TASK PROMPT: Please copy every line of the records below that holds the word "noncoop".

----

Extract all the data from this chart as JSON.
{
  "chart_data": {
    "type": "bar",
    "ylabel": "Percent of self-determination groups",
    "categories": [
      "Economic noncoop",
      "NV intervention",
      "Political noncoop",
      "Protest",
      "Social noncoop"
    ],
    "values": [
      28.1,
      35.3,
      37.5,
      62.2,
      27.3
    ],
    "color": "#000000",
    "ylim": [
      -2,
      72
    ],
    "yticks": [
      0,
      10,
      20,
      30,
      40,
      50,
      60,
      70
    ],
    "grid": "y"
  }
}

----

WRITTEN SOLUTION:
      "Economic noncoop",
      "Political noncoop",
      "Social noncoop"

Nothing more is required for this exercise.